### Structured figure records
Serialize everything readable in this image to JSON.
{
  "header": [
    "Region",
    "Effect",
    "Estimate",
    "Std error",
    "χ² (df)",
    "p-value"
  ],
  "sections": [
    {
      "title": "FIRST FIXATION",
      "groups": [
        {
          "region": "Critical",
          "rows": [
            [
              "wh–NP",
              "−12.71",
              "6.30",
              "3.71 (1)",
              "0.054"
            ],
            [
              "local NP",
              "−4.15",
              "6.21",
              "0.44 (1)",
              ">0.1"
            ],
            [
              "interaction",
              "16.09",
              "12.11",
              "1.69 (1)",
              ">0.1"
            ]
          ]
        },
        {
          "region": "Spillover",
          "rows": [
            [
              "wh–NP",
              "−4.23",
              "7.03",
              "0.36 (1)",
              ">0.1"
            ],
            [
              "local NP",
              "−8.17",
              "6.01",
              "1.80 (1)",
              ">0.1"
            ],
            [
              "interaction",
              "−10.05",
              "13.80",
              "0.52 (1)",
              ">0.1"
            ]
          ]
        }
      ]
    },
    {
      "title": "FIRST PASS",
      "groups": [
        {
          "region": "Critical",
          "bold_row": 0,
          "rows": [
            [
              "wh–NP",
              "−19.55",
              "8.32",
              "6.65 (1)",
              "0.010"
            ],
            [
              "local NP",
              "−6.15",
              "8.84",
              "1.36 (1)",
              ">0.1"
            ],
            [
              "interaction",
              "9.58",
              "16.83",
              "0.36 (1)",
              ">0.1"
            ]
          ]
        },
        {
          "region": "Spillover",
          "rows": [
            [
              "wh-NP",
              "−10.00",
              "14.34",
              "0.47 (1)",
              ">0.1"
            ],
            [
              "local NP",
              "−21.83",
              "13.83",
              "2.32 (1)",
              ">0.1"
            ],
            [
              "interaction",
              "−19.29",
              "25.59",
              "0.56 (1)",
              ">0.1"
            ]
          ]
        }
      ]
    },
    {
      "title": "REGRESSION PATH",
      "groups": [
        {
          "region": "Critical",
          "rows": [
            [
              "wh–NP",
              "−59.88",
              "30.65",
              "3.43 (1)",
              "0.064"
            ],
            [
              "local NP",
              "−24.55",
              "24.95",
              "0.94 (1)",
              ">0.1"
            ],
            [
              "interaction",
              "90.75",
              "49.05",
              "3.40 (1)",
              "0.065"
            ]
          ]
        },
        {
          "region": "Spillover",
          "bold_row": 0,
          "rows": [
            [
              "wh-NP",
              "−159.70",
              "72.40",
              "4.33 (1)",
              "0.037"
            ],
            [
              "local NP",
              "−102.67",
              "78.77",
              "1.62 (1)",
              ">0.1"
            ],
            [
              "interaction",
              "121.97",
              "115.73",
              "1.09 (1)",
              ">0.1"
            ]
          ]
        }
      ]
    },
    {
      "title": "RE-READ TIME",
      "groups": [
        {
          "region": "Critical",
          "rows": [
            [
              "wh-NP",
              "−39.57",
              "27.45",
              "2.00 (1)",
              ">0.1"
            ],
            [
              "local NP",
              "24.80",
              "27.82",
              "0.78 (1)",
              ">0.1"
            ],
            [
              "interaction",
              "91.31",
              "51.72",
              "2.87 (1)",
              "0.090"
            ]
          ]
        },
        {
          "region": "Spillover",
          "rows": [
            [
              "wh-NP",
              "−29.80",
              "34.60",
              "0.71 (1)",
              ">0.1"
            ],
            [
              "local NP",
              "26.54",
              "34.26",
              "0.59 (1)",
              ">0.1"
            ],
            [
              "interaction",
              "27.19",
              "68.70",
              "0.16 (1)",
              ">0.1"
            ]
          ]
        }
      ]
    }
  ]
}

### Required task
Extract all lines as given.

### Written solution
Serialize everything readable in this image to JSON.
{
  "header": [
    "Region",
    "Effect",
    "Estimate",
    "Std error",
    "χ² (df)",
    "p-value"
  ],
  "sections": [
    {
      "title": "FIRST FIXATION",
      "groups": [
        {
          "region": "Critical",
          "rows": [
            [
              "wh–NP",
              "−12.71",
              "6.30",
              "3.71 (1)",
              "0.054"
            ],
            [
              "local NP",
              "−4.15",
              "6.21",
              "0.44 (1)",
              ">0.1"
            ],
            [
              "interaction",
              "16.09",
              "12.11",
              "1.69 (1)",
              ">0.1"
            ]
          ]
        },
        {
          "region": "Spillover",
          "rows": [
            [
              "wh–NP",
              "−4.23",
              "7.03",
              "0.36 (1)",
              ">0.1"
            ],
            [
              "local NP",
              "−8.17",
              "6.01",
              "1.80 (1)",
              ">0.1"
            ],
            [
              "interaction",
              "−10.05",
              "13.80",
              "0.52 (1)",
              ">0.1"
            ]
          ]
        }
      ]
    },
    {
      "title": "FIRST PASS",
      "groups": [
        {
          "region": "Critical",
          "bold_row": 0,
          "rows": [
            [
              "wh–NP",
              "−19.55",
              "8.32",
              "6.65 (1)",
              "0.010"
            ],
            [
              "local NP",
              "−6.15",
              "8.84",
              "1.36 (1)",
              ">0.1"
            ],
            [
              "interaction",
              "9.58",
              "16.83",
              "0.36 (1)",
              ">0.1"
            ]
          ]
        },
        {
          "region": "Spillover",
          "rows": [
            [
              "wh-NP",
              "−10.00",
              "14.34",
              "0.47 (1)",
              ">0.1"
            ],
            [
              "local NP",
              "−21.83",
              "13.83",
              "2.32 (1)",
              ">0.1"
            ],
            [
              "interaction",
              "−19.29",
              "25.59",
              "0.56 (1)",
              ">0.1"
            ]
          ]
        }
      ]
    },
    {
      "title": "REGRESSION PATH",
      "groups": [
        {
          "region": "Critical",
          "rows": [
            [
              "wh–NP",
              "−59.88",
              "30.65",
              "3.43 (1)",
              "0.064"
            ],
            [
              "local NP",
              "−24.55",
              "24.95",
              "0.94 (1)",
              ">0.1"
            ],
            [
              "interaction",
              "90.75",
              "49.05",
              "3.40 (1)",
              "0.065"
            ]
          ]
        },
        {
          "region": "Spillover",
          "bold_row": 0,
          "rows": [
            [
              "wh-NP",
              "−159.70",
              "72.40",
              "4.33 (1)",
              "0.037"
            ],
            [
              "local NP",
              "−102.67",
              "78.77",
              "1.62 (1)",
              ">0.1"
            ],
            [
              "interaction",
              "121.97",
              "115.73",
              "1.09 (1)",
              ">0.1"
            ]
          ]
        }
      ]
    },
    {
      "title": "RE-READ TIME",
      "groups": [
        {
          "region": "Critical",
          "rows": [
            [
              "wh-NP",
              "−39.57",
              "27.45",
              "2.00 (1)",
              ">0.1"
            ],
            [
              "local NP",
              "24.80",
              "27.82",
              "0.78 (1)",
              ">0.1"
            ],
            [
              "interaction",
              "91.31",
              "51.72",
              "2.87 (1)",
              "0.090"
            ]
          ]
        },
        {
          "region": "Spillover",
          "rows": [
            [
              "wh-NP",
              "−29.80",
              "34.60",
              "0.71 (1)",
              ">0.1"
            ],
            [
              "local NP",
              "26.54",
              "34.26",
              "0.59 (1)",
              ">0.1"
            ],
            [
              "interaction",
              "27.19",
              "68.70",
              "0.16 (1)",
              ">0.1"
            ]
          ]
        }
      ]
    }
  ]
}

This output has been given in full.